Task goal:
Identify the lines holding "solar" and copy them.

++++ Records provided

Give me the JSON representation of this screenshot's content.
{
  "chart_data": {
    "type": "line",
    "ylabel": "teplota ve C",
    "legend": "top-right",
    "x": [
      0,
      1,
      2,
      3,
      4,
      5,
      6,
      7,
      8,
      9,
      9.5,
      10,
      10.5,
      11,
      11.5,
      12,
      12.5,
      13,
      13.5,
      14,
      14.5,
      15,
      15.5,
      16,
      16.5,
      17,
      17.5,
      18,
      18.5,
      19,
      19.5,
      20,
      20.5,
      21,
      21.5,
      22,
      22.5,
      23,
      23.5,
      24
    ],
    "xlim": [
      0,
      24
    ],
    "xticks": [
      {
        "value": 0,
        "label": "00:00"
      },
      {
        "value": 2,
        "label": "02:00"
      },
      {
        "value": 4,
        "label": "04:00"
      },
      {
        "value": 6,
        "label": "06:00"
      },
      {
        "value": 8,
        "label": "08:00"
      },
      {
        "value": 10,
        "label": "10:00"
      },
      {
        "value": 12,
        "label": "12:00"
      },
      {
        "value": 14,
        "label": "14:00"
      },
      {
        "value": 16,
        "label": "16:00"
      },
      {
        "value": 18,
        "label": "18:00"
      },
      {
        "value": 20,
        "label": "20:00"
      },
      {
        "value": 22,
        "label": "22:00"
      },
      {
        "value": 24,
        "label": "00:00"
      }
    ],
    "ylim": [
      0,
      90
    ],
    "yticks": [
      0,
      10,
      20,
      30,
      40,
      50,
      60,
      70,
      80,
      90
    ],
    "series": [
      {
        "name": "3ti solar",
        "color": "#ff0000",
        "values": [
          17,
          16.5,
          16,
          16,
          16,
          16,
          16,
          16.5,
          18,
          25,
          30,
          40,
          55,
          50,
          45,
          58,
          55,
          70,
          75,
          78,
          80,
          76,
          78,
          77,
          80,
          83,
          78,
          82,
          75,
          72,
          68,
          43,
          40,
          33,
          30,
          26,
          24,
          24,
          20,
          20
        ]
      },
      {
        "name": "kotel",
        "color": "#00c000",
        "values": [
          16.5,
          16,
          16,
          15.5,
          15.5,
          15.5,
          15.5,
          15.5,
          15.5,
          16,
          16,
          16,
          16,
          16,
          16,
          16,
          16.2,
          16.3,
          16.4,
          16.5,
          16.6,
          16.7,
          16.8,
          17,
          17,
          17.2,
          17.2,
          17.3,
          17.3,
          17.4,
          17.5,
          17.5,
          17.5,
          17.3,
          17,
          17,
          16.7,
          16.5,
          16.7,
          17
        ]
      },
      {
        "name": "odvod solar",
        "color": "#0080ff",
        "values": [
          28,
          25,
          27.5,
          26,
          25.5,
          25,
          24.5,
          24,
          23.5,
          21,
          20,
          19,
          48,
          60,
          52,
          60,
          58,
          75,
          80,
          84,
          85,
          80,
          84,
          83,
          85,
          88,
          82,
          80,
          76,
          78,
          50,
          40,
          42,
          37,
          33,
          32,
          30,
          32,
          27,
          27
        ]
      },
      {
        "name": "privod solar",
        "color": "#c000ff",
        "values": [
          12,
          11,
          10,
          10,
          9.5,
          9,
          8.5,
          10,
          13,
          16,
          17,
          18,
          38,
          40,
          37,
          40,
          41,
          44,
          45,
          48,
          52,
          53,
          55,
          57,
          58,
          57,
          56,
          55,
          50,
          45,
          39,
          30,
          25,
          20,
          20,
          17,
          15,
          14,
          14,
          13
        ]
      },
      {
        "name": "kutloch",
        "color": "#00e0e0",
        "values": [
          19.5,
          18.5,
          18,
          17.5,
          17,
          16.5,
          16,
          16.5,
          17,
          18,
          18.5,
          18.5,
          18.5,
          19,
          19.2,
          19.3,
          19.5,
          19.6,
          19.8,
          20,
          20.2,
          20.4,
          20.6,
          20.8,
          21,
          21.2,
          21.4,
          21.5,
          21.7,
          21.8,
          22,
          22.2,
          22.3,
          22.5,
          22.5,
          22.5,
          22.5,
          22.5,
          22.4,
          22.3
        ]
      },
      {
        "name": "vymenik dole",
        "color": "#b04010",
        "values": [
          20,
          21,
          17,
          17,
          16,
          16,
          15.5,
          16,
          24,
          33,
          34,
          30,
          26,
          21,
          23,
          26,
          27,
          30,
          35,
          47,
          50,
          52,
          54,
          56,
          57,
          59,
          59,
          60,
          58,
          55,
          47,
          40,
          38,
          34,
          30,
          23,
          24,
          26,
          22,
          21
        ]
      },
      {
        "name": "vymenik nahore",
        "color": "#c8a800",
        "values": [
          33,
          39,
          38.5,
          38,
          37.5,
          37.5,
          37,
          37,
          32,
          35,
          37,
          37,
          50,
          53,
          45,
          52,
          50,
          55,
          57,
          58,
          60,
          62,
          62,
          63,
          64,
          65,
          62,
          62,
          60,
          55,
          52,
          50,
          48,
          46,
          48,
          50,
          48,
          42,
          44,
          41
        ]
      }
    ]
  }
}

++++++++

Written answer:
        "name": "3ti solar",
        "name": "odvod solar",
        "name": "privod solar",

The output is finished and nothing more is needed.